STATED PROBLEM: Restate each line word for word. Leave out every picture.

RECORDS FOR THE EXERCISE:
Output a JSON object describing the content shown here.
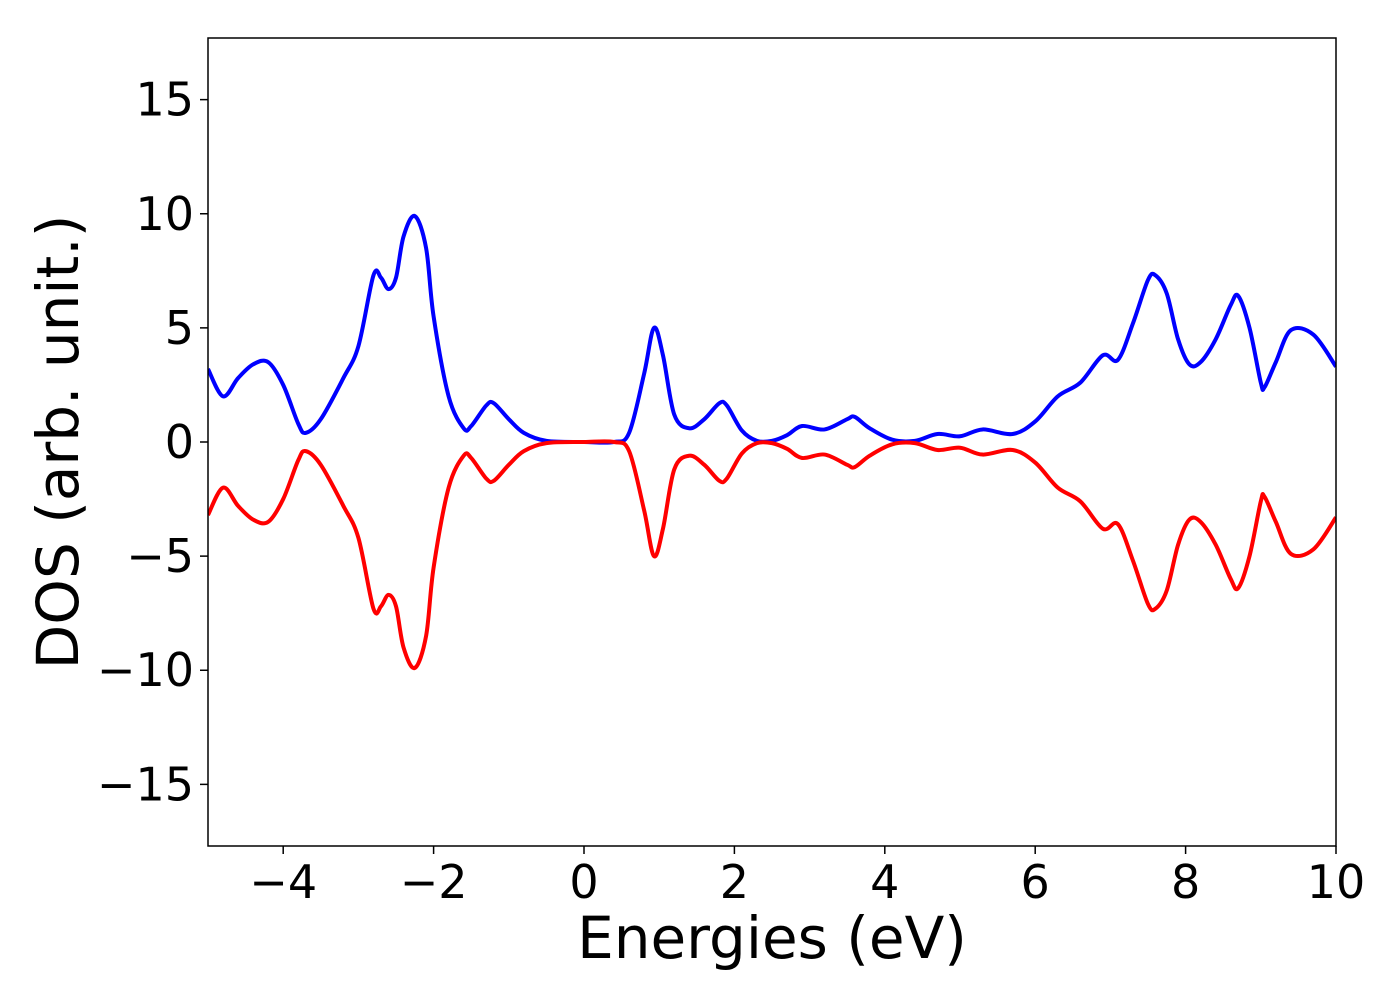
{
  "chart_data": {
    "type": "line",
    "xlabel": "Energies (eV)",
    "ylabel": "DOS (arb. unit.)",
    "x": [
      -5,
      -4.8,
      -4.6,
      -4.4,
      -4.2,
      -4.0,
      -3.8,
      -3.7,
      -3.5,
      -3.2,
      -3.0,
      -2.8,
      -2.7,
      -2.6,
      -2.5,
      -2.4,
      -2.25,
      -2.1,
      -2.0,
      -1.8,
      -1.6,
      -1.5,
      -1.3,
      -1.2,
      -1.0,
      -0.8,
      -0.5,
      0,
      0.4,
      0.6,
      0.8,
      0.93,
      1.05,
      1.2,
      1.4,
      1.6,
      1.8,
      1.9,
      2.1,
      2.3,
      2.5,
      2.7,
      2.9,
      3.2,
      3.5,
      3.6,
      3.8,
      4.1,
      4.4,
      4.7,
      5.0,
      5.3,
      5.7,
      6.0,
      6.3,
      6.6,
      6.9,
      7.1,
      7.3,
      7.5,
      7.6,
      7.75,
      7.9,
      8.05,
      8.2,
      8.4,
      8.6,
      8.7,
      8.85,
      9.0,
      9.05,
      9.2,
      9.4,
      9.7,
      10
    ],
    "series": [
      {
        "color": "#0000ff",
        "values": [
          3.2,
          2.0,
          2.8,
          3.4,
          3.5,
          2.5,
          0.8,
          0.4,
          1.0,
          2.8,
          4.2,
          7.3,
          7.2,
          6.7,
          7.2,
          9.0,
          9.9,
          8.5,
          5.5,
          2.0,
          0.6,
          0.7,
          1.6,
          1.7,
          1.0,
          0.4,
          0.05,
          0,
          0.0,
          0.4,
          3.0,
          5.0,
          3.8,
          1.2,
          0.6,
          1.0,
          1.7,
          1.6,
          0.5,
          0.05,
          0.05,
          0.3,
          0.7,
          0.55,
          1.0,
          1.1,
          0.6,
          0.1,
          0.05,
          0.35,
          0.25,
          0.55,
          0.35,
          0.9,
          2.0,
          2.6,
          3.8,
          3.6,
          5.2,
          7.1,
          7.3,
          6.5,
          4.5,
          3.4,
          3.5,
          4.5,
          6.0,
          6.4,
          5.0,
          2.6,
          2.4,
          3.5,
          4.9,
          4.7,
          3.3
        ]
      },
      {
        "color": "#ff0000",
        "values": [
          -3.2,
          -2.0,
          -2.8,
          -3.4,
          -3.5,
          -2.5,
          -0.8,
          -0.4,
          -1.0,
          -2.8,
          -4.2,
          -7.3,
          -7.2,
          -6.7,
          -7.2,
          -9.0,
          -9.9,
          -8.5,
          -5.5,
          -2.0,
          -0.6,
          -0.7,
          -1.6,
          -1.7,
          -1.0,
          -0.4,
          -0.05,
          0,
          0.0,
          -0.4,
          -3.0,
          -5.0,
          -3.8,
          -1.2,
          -0.6,
          -1.0,
          -1.7,
          -1.6,
          -0.5,
          -0.05,
          -0.05,
          -0.3,
          -0.7,
          -0.55,
          -1.0,
          -1.1,
          -0.6,
          -0.1,
          -0.05,
          -0.35,
          -0.25,
          -0.55,
          -0.35,
          -0.9,
          -2.0,
          -2.6,
          -3.8,
          -3.6,
          -5.2,
          -7.1,
          -7.3,
          -6.5,
          -4.5,
          -3.4,
          -3.5,
          -4.5,
          -6.0,
          -6.4,
          -5.0,
          -2.6,
          -2.4,
          -3.5,
          -4.9,
          -4.7,
          -3.3
        ]
      }
    ],
    "xlim": [
      -5,
      10
    ],
    "xticks": [
      {
        "value": -4,
        "label": "−4"
      },
      {
        "value": -2,
        "label": "−2"
      },
      0,
      2,
      4,
      6,
      8,
      10
    ],
    "ylim": [
      -17.7,
      17.7
    ],
    "yticks": [
      {
        "value": -15,
        "label": "−15"
      },
      {
        "value": -10,
        "label": "−10"
      },
      {
        "value": -5,
        "label": "−5"
      },
      0,
      5,
      10,
      15
    ]
  }
}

RESPONSE TO THE TASK:
Output a JSON object describing the content shown here.
{
  "chart_data": {
    "type": "line",
    "xlabel": "Energies (eV)",
    "ylabel": "DOS (arb. unit.)",
    "x": [
      -5,
      -4.8,
      -4.6,
      -4.4,
      -4.2,
      -4.0,
      -3.8,
      -3.7,
      -3.5,
      -3.2,
      -3.0,
      -2.8,
      -2.7,
      -2.6,
      -2.5,
      -2.4,
      -2.25,
      -2.1,
      -2.0,
      -1.8,
      -1.6,
      -1.5,
      -1.3,
      -1.2,
      -1.0,
      -0.8,
      -0.5,
      0,
      0.4,
      0.6,
      0.8,
      0.93,
      1.05,
      1.2,
      1.4,
      1.6,
      1.8,
      1.9,
      2.1,
      2.3,
      2.5,
      2.7,
      2.9,
      3.2,
      3.5,
      3.6,
      3.8,
      4.1,
      4.4,
      4.7,
      5.0,
      5.3,
      5.7,
      6.0,
      6.3,
      6.6,
      6.9,
      7.1,
      7.3,
      7.5,
      7.6,
      7.75,
      7.9,
      8.05,
      8.2,
      8.4,
      8.6,
      8.7,
      8.85,
      9.0,
      9.05,
      9.2,
      9.4,
      9.7,
      10
    ],
    "series": [
      {
        "color": "#0000ff",
        "values": [
          3.2,
          2.0,
          2.8,
          3.4,
          3.5,
          2.5,
          0.8,
          0.4,
          1.0,
          2.8,
          4.2,
          7.3,
          7.2,
          6.7,
          7.2,
          9.0,
          9.9,
          8.5,
          5.5,
          2.0,
          0.6,
          0.7,
          1.6,
          1.7,
          1.0,
          0.4,
          0.05,
          0,
          0.0,
          0.4,
          3.0,
          5.0,
          3.8,
          1.2,
          0.6,
          1.0,
          1.7,
          1.6,
          0.5,
          0.05,
          0.05,
          0.3,
          0.7,
          0.55,
          1.0,
          1.1,
          0.6,
          0.1,
          0.05,
          0.35,
          0.25,
          0.55,
          0.35,
          0.9,
          2.0,
          2.6,
          3.8,
          3.6,
          5.2,
          7.1,
          7.3,
          6.5,
          4.5,
          3.4,
          3.5,
          4.5,
          6.0,
          6.4,
          5.0,
          2.6,
          2.4,
          3.5,
          4.9,
          4.7,
          3.3
        ]
      },
      {
        "color": "#ff0000",
        "values": [
          -3.2,
          -2.0,
          -2.8,
          -3.4,
          -3.5,
          -2.5,
          -0.8,
          -0.4,
          -1.0,
          -2.8,
          -4.2,
          -7.3,
          -7.2,
          -6.7,
          -7.2,
          -9.0,
          -9.9,
          -8.5,
          -5.5,
          -2.0,
          -0.6,
          -0.7,
          -1.6,
          -1.7,
          -1.0,
          -0.4,
          -0.05,
          0,
          0.0,
          -0.4,
          -3.0,
          -5.0,
          -3.8,
          -1.2,
          -0.6,
          -1.0,
          -1.7,
          -1.6,
          -0.5,
          -0.05,
          -0.05,
          -0.3,
          -0.7,
          -0.55,
          -1.0,
          -1.1,
          -0.6,
          -0.1,
          -0.05,
          -0.35,
          -0.25,
          -0.55,
          -0.35,
          -0.9,
          -2.0,
          -2.6,
          -3.8,
          -3.6,
          -5.2,
          -7.1,
          -7.3,
          -6.5,
          -4.5,
          -3.4,
          -3.5,
          -4.5,
          -6.0,
          -6.4,
          -5.0,
          -2.6,
          -2.4,
          -3.5,
          -4.9,
          -4.7,
          -3.3
        ]
      }
    ],
    "xlim": [
      -5,
      10
    ],
    "xticks": [
      {
        "value": -4,
        "label": "−4"
      },
      {
        "value": -2,
        "label": "−2"
      },
      0,
      2,
      4,
      6,
      8,
      10
    ],
    "ylim": [
      -17.7,
      17.7
    ],
    "yticks": [
      {
        "value": -15,
        "label": "−15"
      },
      {
        "value": -10,
        "label": "−10"
      },
      {
        "value": -5,
        "label": "−5"
      },
      0,
      5,
      10,
      15
    ]
  }
}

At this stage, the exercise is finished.